**Directions for this task**
Search the records for the word "Care" and report each line that has it.

**Exercise data**
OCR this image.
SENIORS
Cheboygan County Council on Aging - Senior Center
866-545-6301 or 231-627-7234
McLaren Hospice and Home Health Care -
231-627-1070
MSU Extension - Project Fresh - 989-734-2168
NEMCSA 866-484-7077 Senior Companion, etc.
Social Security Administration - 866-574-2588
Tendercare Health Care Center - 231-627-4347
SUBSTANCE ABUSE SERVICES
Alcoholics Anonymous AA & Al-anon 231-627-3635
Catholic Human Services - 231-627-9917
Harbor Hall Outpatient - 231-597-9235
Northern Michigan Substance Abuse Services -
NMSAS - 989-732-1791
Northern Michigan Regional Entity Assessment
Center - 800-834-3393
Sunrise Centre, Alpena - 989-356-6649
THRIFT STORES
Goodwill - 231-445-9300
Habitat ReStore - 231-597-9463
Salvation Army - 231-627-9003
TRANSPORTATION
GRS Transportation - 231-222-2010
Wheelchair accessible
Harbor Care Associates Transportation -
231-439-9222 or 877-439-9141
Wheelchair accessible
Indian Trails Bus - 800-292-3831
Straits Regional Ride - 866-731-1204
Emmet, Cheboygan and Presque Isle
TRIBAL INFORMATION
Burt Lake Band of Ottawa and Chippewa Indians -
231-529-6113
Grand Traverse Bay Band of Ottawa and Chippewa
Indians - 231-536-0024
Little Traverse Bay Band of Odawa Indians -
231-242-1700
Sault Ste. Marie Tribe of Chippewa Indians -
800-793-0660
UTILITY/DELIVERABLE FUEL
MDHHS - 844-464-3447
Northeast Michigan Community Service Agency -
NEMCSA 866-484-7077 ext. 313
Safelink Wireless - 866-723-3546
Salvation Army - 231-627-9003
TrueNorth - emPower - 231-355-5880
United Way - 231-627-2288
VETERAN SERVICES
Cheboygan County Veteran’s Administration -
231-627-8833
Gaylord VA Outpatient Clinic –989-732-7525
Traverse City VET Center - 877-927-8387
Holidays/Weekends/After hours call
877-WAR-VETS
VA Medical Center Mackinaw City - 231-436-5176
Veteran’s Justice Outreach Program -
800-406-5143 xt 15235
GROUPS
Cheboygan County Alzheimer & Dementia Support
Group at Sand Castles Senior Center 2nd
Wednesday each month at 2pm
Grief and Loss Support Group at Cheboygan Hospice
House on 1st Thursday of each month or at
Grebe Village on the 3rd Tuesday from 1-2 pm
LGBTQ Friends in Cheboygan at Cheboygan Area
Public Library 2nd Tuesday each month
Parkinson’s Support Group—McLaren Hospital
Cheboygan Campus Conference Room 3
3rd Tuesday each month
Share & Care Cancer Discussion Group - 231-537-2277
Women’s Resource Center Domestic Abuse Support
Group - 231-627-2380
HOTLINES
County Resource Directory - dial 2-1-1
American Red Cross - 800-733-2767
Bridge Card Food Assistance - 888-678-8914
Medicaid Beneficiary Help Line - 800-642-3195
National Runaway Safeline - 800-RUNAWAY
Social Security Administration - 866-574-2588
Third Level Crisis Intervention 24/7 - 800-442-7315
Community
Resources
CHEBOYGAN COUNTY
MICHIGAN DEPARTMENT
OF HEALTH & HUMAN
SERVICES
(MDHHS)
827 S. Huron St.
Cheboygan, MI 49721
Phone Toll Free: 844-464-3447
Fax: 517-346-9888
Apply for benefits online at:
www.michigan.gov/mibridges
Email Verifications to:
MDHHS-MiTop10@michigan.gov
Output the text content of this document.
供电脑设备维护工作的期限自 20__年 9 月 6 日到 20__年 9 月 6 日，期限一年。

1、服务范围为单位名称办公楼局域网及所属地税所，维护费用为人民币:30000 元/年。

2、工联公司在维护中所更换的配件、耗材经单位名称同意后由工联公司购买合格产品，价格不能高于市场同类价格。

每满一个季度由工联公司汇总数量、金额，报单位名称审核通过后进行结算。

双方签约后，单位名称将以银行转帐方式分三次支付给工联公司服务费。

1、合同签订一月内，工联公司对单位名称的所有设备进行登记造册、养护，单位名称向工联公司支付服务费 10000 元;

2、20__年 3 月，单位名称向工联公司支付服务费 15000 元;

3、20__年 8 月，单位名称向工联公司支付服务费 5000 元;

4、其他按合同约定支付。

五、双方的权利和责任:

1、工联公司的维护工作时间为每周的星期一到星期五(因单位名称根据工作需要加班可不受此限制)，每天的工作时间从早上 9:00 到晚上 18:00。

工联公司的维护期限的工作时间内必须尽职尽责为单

**Exercise answer**
McLaren Hospice and Home Health Care -
Tendercare Health Care Center - 231-627-4347
Harbor Care Associates Transportation -
Share & Care Cancer Discussion Group - 231-537-2277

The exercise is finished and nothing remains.